- PROMPT:
Write the material out again in full, exactly.

[Begin]

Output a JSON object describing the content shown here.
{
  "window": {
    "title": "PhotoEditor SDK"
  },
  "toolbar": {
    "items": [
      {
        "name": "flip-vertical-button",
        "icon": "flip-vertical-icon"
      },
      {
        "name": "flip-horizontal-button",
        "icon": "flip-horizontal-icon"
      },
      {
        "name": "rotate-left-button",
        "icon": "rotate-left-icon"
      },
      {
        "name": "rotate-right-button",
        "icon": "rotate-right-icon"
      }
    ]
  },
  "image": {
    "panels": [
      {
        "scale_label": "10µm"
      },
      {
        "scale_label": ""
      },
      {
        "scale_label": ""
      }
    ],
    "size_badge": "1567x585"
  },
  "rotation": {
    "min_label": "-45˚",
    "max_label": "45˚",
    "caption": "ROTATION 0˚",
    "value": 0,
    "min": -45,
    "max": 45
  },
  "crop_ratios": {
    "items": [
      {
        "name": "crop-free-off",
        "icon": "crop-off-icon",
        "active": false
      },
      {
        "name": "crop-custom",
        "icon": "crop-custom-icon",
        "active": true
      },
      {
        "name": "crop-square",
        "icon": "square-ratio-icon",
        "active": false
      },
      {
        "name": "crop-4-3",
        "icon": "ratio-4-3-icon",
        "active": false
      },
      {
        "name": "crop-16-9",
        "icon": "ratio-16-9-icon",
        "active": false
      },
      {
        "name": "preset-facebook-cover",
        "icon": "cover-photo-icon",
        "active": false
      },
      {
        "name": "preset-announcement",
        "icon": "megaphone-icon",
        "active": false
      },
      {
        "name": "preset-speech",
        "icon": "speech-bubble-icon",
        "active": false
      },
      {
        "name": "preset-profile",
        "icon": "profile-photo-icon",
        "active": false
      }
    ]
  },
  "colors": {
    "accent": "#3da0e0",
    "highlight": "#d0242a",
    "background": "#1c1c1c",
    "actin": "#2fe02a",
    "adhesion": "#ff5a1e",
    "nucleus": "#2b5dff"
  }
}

[End]

- REPLY:
Output a JSON object describing the content shown here.
{
  "window": {
    "title": "PhotoEditor SDK"
  },
  "toolbar": {
    "items": [
      {
        "name": "flip-vertical-button",
        "icon": "flip-vertical-icon"
      },
      {
        "name": "flip-horizontal-button",
        "icon": "flip-horizontal-icon"
      },
      {
        "name": "rotate-left-button",
        "icon": "rotate-left-icon"
      },
      {
        "name": "rotate-right-button",
        "icon": "rotate-right-icon"
      }
    ]
  },
  "image": {
    "panels": [
      {
        "scale_label": "10µm"
      },
      {
        "scale_label": ""
      },
      {
        "scale_label": ""
      }
    ],
    "size_badge": "1567x585"
  },
  "rotation": {
    "min_label": "-45˚",
    "max_label": "45˚",
    "caption": "ROTATION 0˚",
    "value": 0,
    "min": -45,
    "max": 45
  },
  "crop_ratios": {
    "items": [
      {
        "name": "crop-free-off",
        "icon": "crop-off-icon",
        "active": false
      },
      {
        "name": "crop-custom",
        "icon": "crop-custom-icon",
        "active": true
      },
      {
        "name": "crop-square",
        "icon": "square-ratio-icon",
        "active": false
      },
      {
        "name": "crop-4-3",
        "icon": "ratio-4-3-icon",
        "active": false
      },
      {
        "name": "crop-16-9",
        "icon": "ratio-16-9-icon",
        "active": false
      },
      {
        "name": "preset-facebook-cover",
        "icon": "cover-photo-icon",
        "active": false
      },
      {
        "name": "preset-announcement",
        "icon": "megaphone-icon",
        "active": false
      },
      {
        "name": "preset-speech",
        "icon": "speech-bubble-icon",
        "active": false
      },
      {
        "name": "preset-profile",
        "icon": "profile-photo-icon",
        "active": false
      }
    ]
  },
  "colors": {
    "accent": "#3da0e0",
    "highlight": "#d0242a",
    "background": "#1c1c1c",
    "actin": "#2fe02a",
    "adhesion": "#ff5a1e",
    "nucleus": "#2b5dff"
  }
}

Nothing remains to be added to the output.